▶ **PROBLEM DETAILS**: Produce an exact transcription of the listing below, omitting the pictures.

▶

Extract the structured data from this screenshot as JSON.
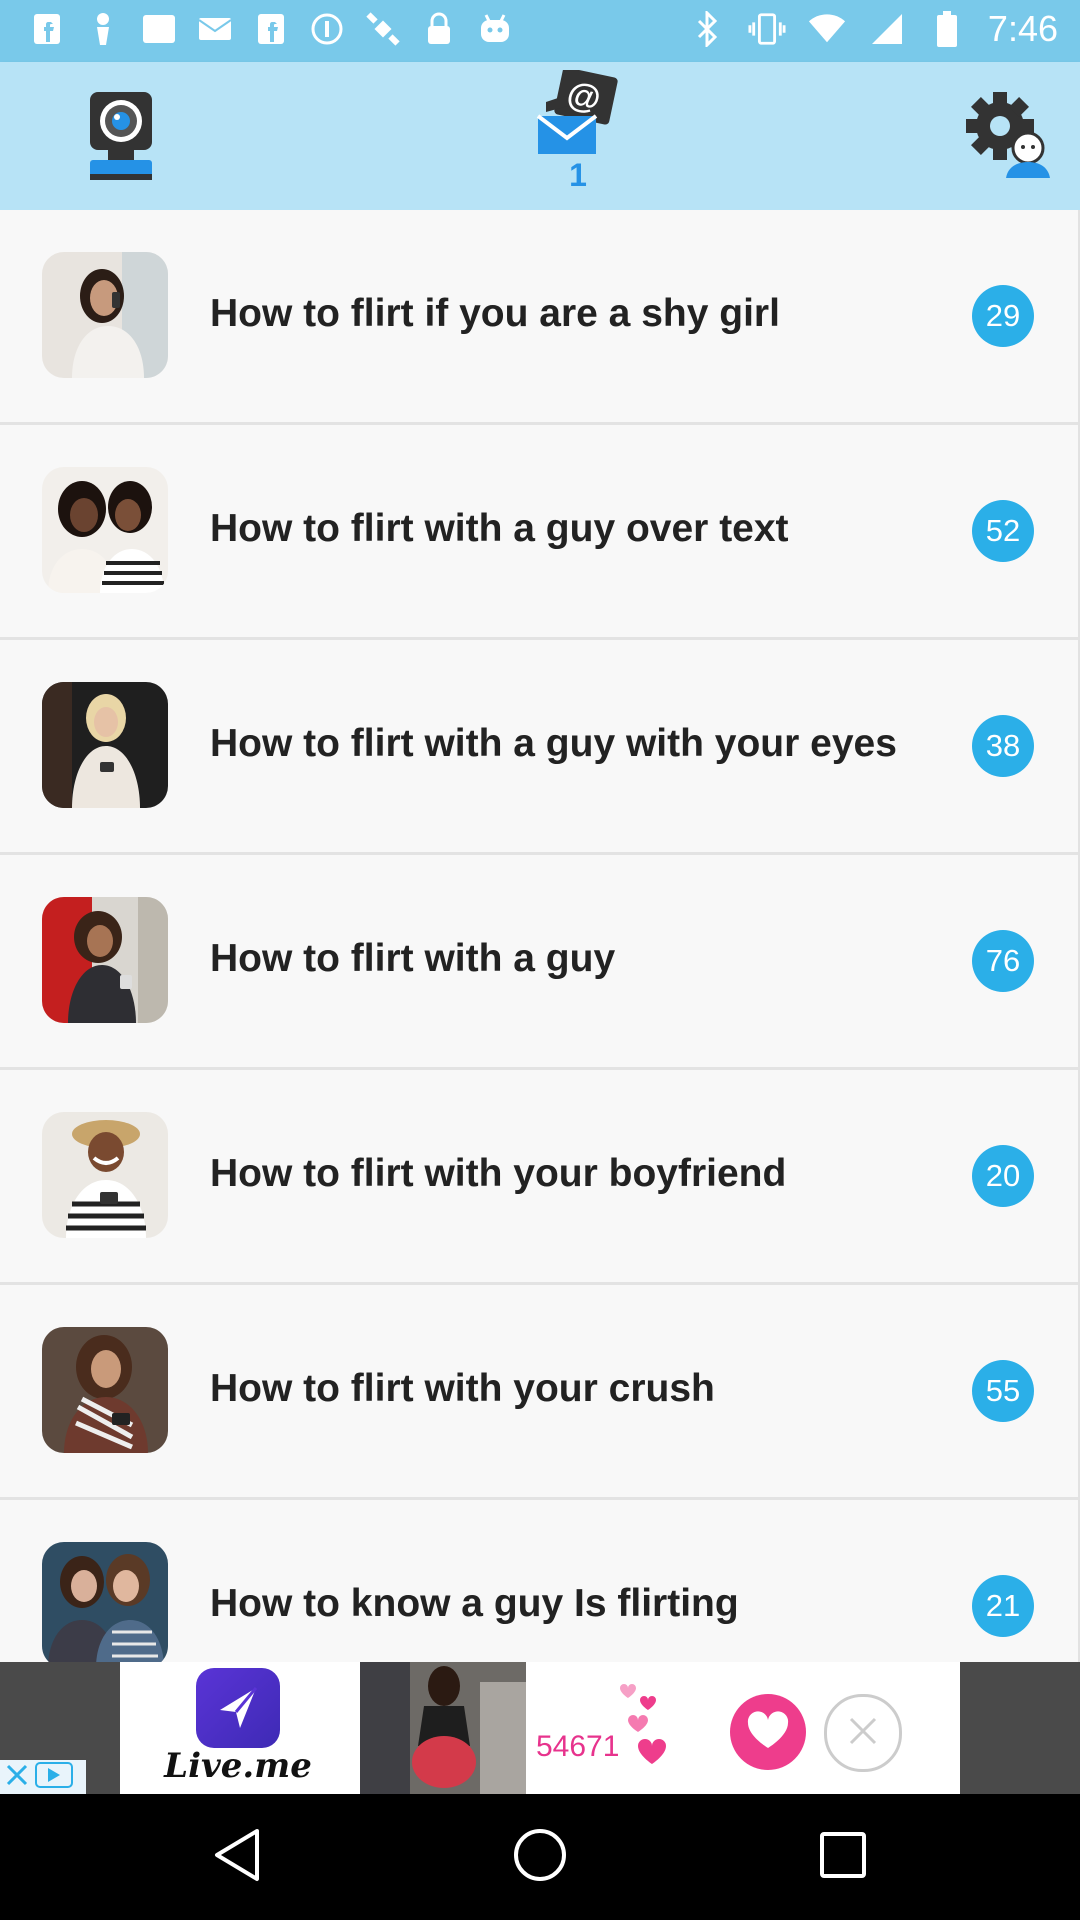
{
  "status_bar": {
    "time": "7:46",
    "left_icons": [
      "facebook-icon",
      "notification-icon",
      "square-icon",
      "mail-icon",
      "facebook-icon",
      "info-icon",
      "satellite-icon",
      "lock-icon",
      "android-icon"
    ],
    "right_icons": [
      "bluetooth-icon",
      "vibrate-icon",
      "wifi-icon",
      "signal-icon",
      "battery-icon"
    ]
  },
  "toolbar": {
    "camera_icon": "webcam-icon",
    "inbox_icon": "mail-icon",
    "inbox_count": "1",
    "settings_icon": "settings-user-icon"
  },
  "list": {
    "items": [
      {
        "title": "How to flirt if you are a shy girl",
        "count": "29"
      },
      {
        "title": "How to flirt with a guy over text",
        "count": "52"
      },
      {
        "title": "How to flirt with a guy with your eyes",
        "count": "38"
      },
      {
        "title": "How to flirt with a guy",
        "count": "76"
      },
      {
        "title": "How to flirt with your boyfriend",
        "count": "20"
      },
      {
        "title": "How to flirt with your crush",
        "count": "55"
      },
      {
        "title": "How to know a guy Is flirting",
        "count": "21"
      }
    ]
  },
  "ad": {
    "logo_text": "Live.me",
    "likes_count": "54671"
  },
  "colors": {
    "status_bar": "#79c9ea",
    "toolbar": "#b7e3f6",
    "badge": "#2bafe8",
    "inbox_count": "#2592e6"
  }
}
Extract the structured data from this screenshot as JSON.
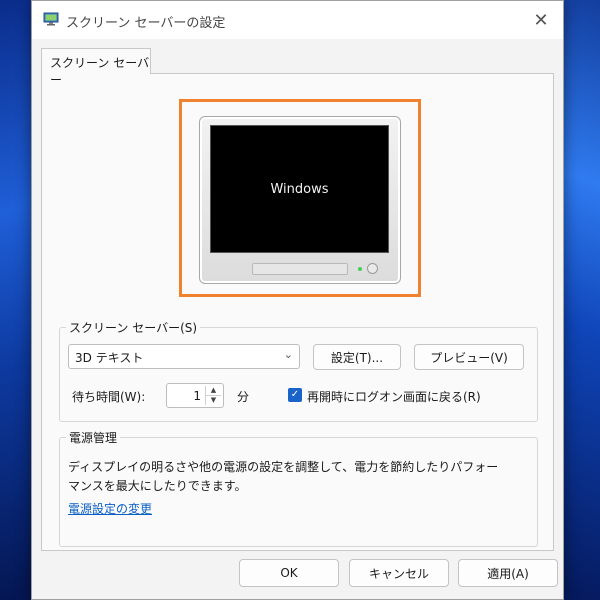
{
  "window": {
    "title": "スクリーン セーバーの設定",
    "close_glyph": "✕"
  },
  "tab": {
    "label": "スクリーン セーバー"
  },
  "preview": {
    "screen_text": "Windows",
    "highlight_color": "#f0822f"
  },
  "screensaver": {
    "group_label": "スクリーン セーバー(S)",
    "selected": "3D テキスト",
    "settings_button": "設定(T)...",
    "preview_button": "プレビュー(V)",
    "wait_label": "待ち時間(W):",
    "wait_value": "1",
    "wait_unit": "分",
    "resume_label": "再開時にログオン画面に戻る(R)",
    "resume_checked": true
  },
  "power": {
    "group_label": "電源管理",
    "description": "ディスプレイの明るさや他の電源の設定を調整して、電力を節約したりパフォーマンスを最大にしたりできます。",
    "link": "電源設定の変更"
  },
  "footer": {
    "ok": "OK",
    "cancel": "キャンセル",
    "apply": "適用(A)"
  },
  "colors": {
    "accent": "#1a63c9",
    "link": "#0a5fc4"
  }
}
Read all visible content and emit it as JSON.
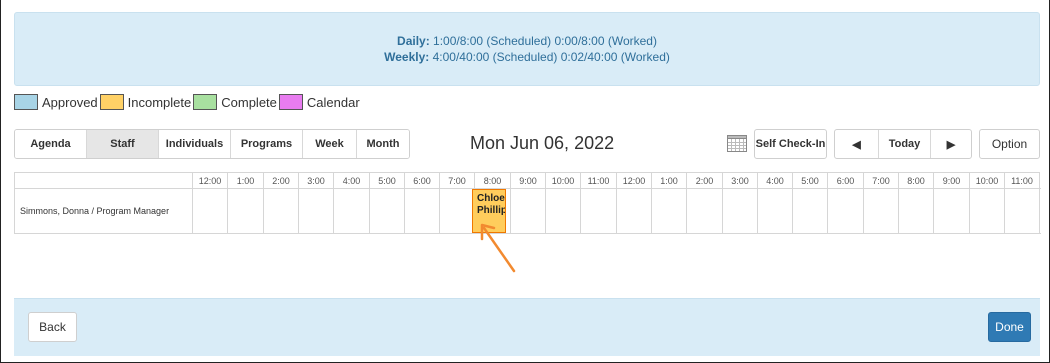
{
  "summary": {
    "daily_label": "Daily:",
    "daily_value": " 1:00/8:00 (Scheduled) 0:00/8:00 (Worked)",
    "weekly_label": "Weekly:",
    "weekly_value": " 4:00/40:00 (Scheduled) 0:02/40:00 (Worked)"
  },
  "legend": [
    {
      "label": "Approved",
      "color": "#a8d4e6"
    },
    {
      "label": "Incomplete",
      "color": "#ffd166"
    },
    {
      "label": "Complete",
      "color": "#a8e0a0"
    },
    {
      "label": "Calendar",
      "color": "#e87cf0"
    }
  ],
  "views": [
    "Agenda",
    "Staff",
    "Individuals",
    "Programs",
    "Week",
    "Month"
  ],
  "active_view": "Staff",
  "date_title": "Mon Jun 06, 2022",
  "toolbar": {
    "self_checkin": "Self Check-In",
    "prev": "◀",
    "today": "Today",
    "next": "▶",
    "option": "Option"
  },
  "grid": {
    "hours": [
      "12:00",
      "1:00",
      "2:00",
      "3:00",
      "4:00",
      "5:00",
      "6:00",
      "7:00",
      "8:00",
      "9:00",
      "10:00",
      "11:00",
      "12:00",
      "1:00",
      "2:00",
      "3:00",
      "4:00",
      "5:00",
      "6:00",
      "7:00",
      "8:00",
      "9:00",
      "10:00",
      "11:00"
    ],
    "rows": [
      {
        "name": "Simmons, Donna / Program Manager"
      }
    ],
    "event": {
      "line1": "Chloe",
      "line2": "Phillip",
      "color": "#ffcd5c",
      "border": "#f07800"
    }
  },
  "footer": {
    "back": "Back",
    "done": "Done"
  }
}
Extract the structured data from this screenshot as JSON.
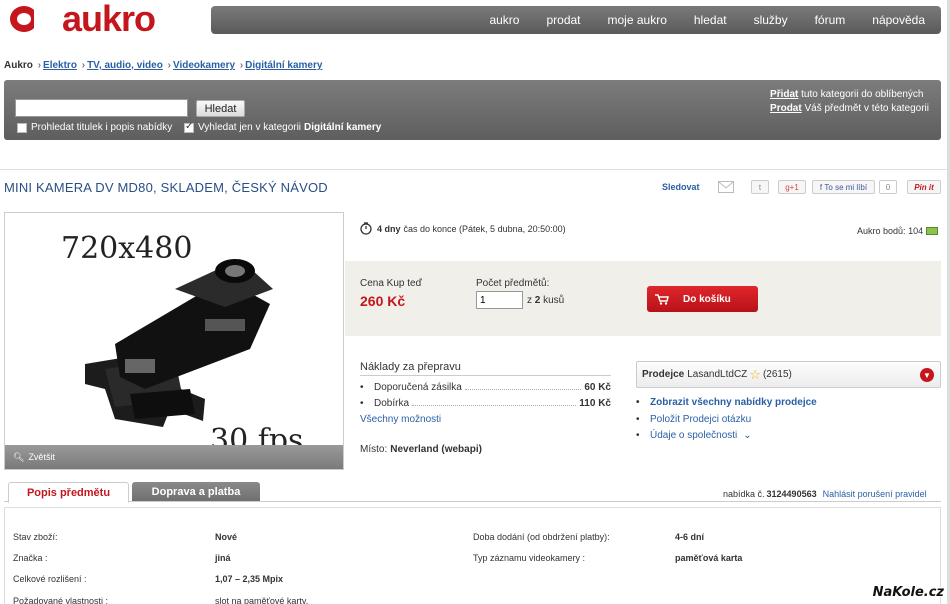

◀

▶ **FULL RESPONSE**:
Extract the structured data from this screenshot as JSON.
{
  "status_bar": {
    "time": "7:46",
    "left_icons": [
      "facebook-icon",
      "notification-icon",
      "square-icon",
      "mail-icon",
      "facebook-icon",
      "info-icon",
      "satellite-icon",
      "lock-icon",
      "android-icon"
    ],
    "right_icons": [
      "bluetooth-icon",
      "vibrate-icon",
      "wifi-icon",
      "signal-icon",
      "battery-icon"
    ]
  },
  "toolbar": {
    "camera_icon": "webcam-icon",
    "inbox_icon": "mail-icon",
    "inbox_count": "1",
    "settings_icon": "settings-user-icon"
  },
  "list": {
    "items": [
      {
        "title": "How to flirt if you are a shy girl",
        "count": "29"
      },
      {
        "title": "How to flirt with a guy over text",
        "count": "52"
      },
      {
        "title": "How to flirt with a guy with your eyes",
        "count": "38"
      },
      {
        "title": "How to flirt with a guy",
        "count": "76"
      },
      {
        "title": "How to flirt with your boyfriend",
        "count": "20"
      },
      {
        "title": "How to flirt with your crush",
        "count": "55"
      },
      {
        "title": "How to know a guy Is flirting",
        "count": "21"
      }
    ]
  },
  "ad": {
    "logo_text": "Live.me",
    "likes_count": "54671"
  },
  "colors": {
    "status_bar": "#79c9ea",
    "toolbar": "#b7e3f6",
    "badge": "#2bafe8",
    "inbox_count": "#2592e6"
  }
}
Extract the structured data from this screenshot as JSON.
{
  "window": {
    "title": "スクリーン セーバーの設定",
    "close_glyph": "✕"
  },
  "tab": {
    "label": "スクリーン セーバー"
  },
  "preview": {
    "screen_text": "Windows",
    "highlight_color": "#f0822f"
  },
  "screensaver": {
    "group_label": "スクリーン セーバー(S)",
    "selected": "3D テキスト",
    "settings_button": "設定(T)...",
    "preview_button": "プレビュー(V)",
    "wait_label": "待ち時間(W):",
    "wait_value": "1",
    "wait_unit": "分",
    "resume_label": "再開時にログオン画面に戻る(R)",
    "resume_checked": true
  },
  "power": {
    "group_label": "電源管理",
    "description": "ディスプレイの明るさや他の電源の設定を調整して、電力を節約したりパフォーマンスを最大にしたりできます。",
    "link": "電源設定の変更"
  },
  "footer": {
    "ok": "OK",
    "cancel": "キャンセル",
    "apply": "適用(A)"
  },
  "colors": {
    "accent": "#1a63c9",
    "link": "#0a5fc4"
  }
}
Read all visible content and emit it as JSON.
{
  "summary": {
    "daily_label": "Daily:",
    "daily_value": " 1:00/8:00 (Scheduled) 0:00/8:00 (Worked)",
    "weekly_label": "Weekly:",
    "weekly_value": " 4:00/40:00 (Scheduled) 0:02/40:00 (Worked)"
  },
  "legend": [
    {
      "label": "Approved",
      "color": "#a8d4e6"
    },
    {
      "label": "Incomplete",
      "color": "#ffd166"
    },
    {
      "label": "Complete",
      "color": "#a8e0a0"
    },
    {
      "label": "Calendar",
      "color": "#e87cf0"
    }
  ],
  "views": [
    "Agenda",
    "Staff",
    "Individuals",
    "Programs",
    "Week",
    "Month"
  ],
  "active_view": "Staff",
  "date_title": "Mon Jun 06, 2022",
  "toolbar": {
    "self_checkin": "Self Check-In",
    "prev": "◀",
    "today": "Today",
    "next": "▶",
    "option": "Option"
  },
  "grid": {
    "hours": [
      "12:00",
      "1:00",
      "2:00",
      "3:00",
      "4:00",
      "5:00",
      "6:00",
      "7:00",
      "8:00",
      "9:00",
      "10:00",
      "11:00",
      "12:00",
      "1:00",
      "2:00",
      "3:00",
      "4:00",
      "5:00",
      "6:00",
      "7:00",
      "8:00",
      "9:00",
      "10:00",
      "11:00"
    ],
    "rows": [
      {
        "name": "Simmons, Donna / Program Manager"
      }
    ],
    "event": {
      "line1": "Chloe",
      "line2": "Phillip",
      "color": "#ffcd5c",
      "border": "#f07800"
    }
  },
  "footer": {
    "back": "Back",
    "done": "Done"
  }
}
Extract the structured data from this screenshot as JSON.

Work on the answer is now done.